begin Records provided

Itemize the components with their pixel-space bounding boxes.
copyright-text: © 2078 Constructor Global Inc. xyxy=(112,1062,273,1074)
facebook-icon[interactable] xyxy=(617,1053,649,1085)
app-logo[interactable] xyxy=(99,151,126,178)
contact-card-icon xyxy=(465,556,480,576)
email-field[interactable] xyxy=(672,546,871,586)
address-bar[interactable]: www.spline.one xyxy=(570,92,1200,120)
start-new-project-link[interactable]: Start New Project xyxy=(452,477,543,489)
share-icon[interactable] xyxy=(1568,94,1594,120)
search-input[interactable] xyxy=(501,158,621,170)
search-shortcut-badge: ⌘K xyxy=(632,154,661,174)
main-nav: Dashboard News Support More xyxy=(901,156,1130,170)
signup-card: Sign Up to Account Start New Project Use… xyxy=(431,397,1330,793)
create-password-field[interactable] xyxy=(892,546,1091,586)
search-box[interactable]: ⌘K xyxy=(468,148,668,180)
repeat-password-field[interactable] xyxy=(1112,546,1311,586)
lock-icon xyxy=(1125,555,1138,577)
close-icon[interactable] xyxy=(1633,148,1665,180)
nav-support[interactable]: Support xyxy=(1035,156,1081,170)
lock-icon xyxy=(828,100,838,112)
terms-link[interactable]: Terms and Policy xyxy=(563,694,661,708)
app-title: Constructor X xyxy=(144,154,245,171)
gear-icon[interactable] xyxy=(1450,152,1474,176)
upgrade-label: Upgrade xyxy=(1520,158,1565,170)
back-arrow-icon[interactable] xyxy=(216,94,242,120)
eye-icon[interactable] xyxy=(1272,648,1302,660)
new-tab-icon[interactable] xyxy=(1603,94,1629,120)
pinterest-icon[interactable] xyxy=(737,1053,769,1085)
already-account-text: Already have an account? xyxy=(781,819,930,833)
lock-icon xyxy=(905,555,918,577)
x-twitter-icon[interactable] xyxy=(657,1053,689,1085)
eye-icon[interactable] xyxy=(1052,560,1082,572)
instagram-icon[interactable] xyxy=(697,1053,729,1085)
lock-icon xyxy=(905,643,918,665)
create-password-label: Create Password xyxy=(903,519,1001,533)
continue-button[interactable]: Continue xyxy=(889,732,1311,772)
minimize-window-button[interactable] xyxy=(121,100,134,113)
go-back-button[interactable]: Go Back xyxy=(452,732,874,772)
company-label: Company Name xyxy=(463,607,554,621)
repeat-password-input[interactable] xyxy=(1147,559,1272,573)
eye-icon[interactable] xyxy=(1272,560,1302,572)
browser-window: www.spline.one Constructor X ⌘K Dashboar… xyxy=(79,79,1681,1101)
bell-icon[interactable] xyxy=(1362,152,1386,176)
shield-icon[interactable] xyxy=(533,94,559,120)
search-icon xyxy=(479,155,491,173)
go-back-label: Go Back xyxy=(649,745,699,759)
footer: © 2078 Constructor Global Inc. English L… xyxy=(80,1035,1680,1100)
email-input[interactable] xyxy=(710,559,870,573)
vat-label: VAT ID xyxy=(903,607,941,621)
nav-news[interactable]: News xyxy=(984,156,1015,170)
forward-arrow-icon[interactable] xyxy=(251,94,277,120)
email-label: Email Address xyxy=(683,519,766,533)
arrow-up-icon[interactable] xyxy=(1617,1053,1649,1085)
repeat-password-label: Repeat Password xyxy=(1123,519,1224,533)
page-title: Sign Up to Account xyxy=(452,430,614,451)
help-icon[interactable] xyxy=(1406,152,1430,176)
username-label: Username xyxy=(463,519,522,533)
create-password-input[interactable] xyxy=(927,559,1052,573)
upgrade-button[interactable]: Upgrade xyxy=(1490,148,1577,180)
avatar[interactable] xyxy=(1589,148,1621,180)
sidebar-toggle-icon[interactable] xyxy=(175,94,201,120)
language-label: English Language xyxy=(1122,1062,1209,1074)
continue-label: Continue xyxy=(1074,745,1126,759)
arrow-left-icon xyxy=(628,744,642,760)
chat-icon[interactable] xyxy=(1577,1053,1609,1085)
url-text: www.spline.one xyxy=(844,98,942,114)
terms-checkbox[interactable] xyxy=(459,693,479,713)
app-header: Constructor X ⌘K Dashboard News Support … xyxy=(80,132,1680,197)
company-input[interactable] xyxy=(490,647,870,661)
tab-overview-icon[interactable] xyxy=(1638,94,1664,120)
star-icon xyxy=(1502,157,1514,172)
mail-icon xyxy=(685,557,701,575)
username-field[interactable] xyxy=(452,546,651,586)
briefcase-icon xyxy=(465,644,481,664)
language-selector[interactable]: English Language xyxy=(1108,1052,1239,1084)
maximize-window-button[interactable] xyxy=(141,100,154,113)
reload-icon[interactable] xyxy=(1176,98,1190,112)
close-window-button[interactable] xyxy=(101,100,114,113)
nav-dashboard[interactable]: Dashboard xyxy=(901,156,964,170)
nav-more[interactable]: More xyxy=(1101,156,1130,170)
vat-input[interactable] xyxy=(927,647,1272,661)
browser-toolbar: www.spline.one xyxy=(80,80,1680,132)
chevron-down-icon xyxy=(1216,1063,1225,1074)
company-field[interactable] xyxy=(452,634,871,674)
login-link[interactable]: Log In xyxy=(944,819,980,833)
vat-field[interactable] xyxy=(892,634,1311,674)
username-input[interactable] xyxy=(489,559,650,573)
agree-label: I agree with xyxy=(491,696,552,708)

end Records provided

# [Required work]
Please express everything from the start of the records down to the line containing "close-icon[interactable] xyxy=(1633,148,1665,180)" as a Markdown table with the columns Row and Line, one row per line, leaving out blank lines.

# [Reply]
| Row | Line |
|---|---|
| 1 | Itemize the components with their pixel-space bounding boxes. |
| 2 | copyright-text: © 2078 Constructor Global Inc. xyxy=(112,1062,273,1074) |
| 3 | facebook-icon[interactable] xyxy=(617,1053,649,1085) |
| 4 | app-logo[interactable] xyxy=(99,151,126,178) |
| 5 | contact-card-icon xyxy=(465,556,480,576) |
| 6 | email-field[interactable] xyxy=(672,546,871,586) |
| 7 | address-bar[interactable]: www.spline.one xyxy=(570,92,1200,120) |
| 8 | start-new-project-link[interactable]: Start New Project xyxy=(452,477,543,489) |
| 9 | share-icon[interactable] xyxy=(1568,94,1594,120) |
| 10 | search-input[interactable] xyxy=(501,158,621,170) |
| 11 | search-shortcut-badge: ⌘K xyxy=(632,154,661,174) |
| 12 | main-nav: Dashboard News Support More xyxy=(901,156,1130,170) |
| 13 | signup-card: Sign Up to Account Start New Project Use… xyxy=(431,397,1330,793) |
| 14 | create-password-field[interactable] xyxy=(892,546,1091,586) |
| 15 | search-box[interactable]: ⌘K xyxy=(468,148,668,180) |
| 16 | repeat-password-field[interactable] xyxy=(1112,546,1311,586) |
| 17 | lock-icon xyxy=(1125,555,1138,577) |
| 18 | close-icon[interactable] xyxy=(1633,148,1665,180) |